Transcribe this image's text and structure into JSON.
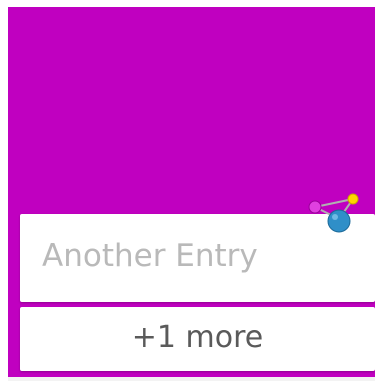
{
  "screen": {
    "background_color": "#c000c0"
  },
  "entry_card": {
    "label": "Another Entry"
  },
  "more_card": {
    "label": "+1 more"
  },
  "icons": {
    "app_icon": "molecule-icon"
  },
  "colors": {
    "card_background": "#ffffff",
    "entry_text": "#b9b9b9",
    "more_text": "#5a5a5a",
    "atom_magenta": "#e040e0",
    "atom_yellow": "#ffd600",
    "atom_blue": "#2f8fc8"
  }
}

**GOAL OF THE EXERCISE**
Each record above is to be restated exactly, with its pictures removed from the copy.

**TASK RESPONSE**
Transcribe this image's text and structure into JSON.
{
  "screen": {
    "background_color": "#c000c0"
  },
  "entry_card": {
    "label": "Another Entry"
  },
  "more_card": {
    "label": "+1 more"
  },
  "icons": {
    "app_icon": "molecule-icon"
  },
  "colors": {
    "card_background": "#ffffff",
    "entry_text": "#b9b9b9",
    "more_text": "#5a5a5a",
    "atom_magenta": "#e040e0",
    "atom_yellow": "#ffd600",
    "atom_blue": "#2f8fc8"
  }
}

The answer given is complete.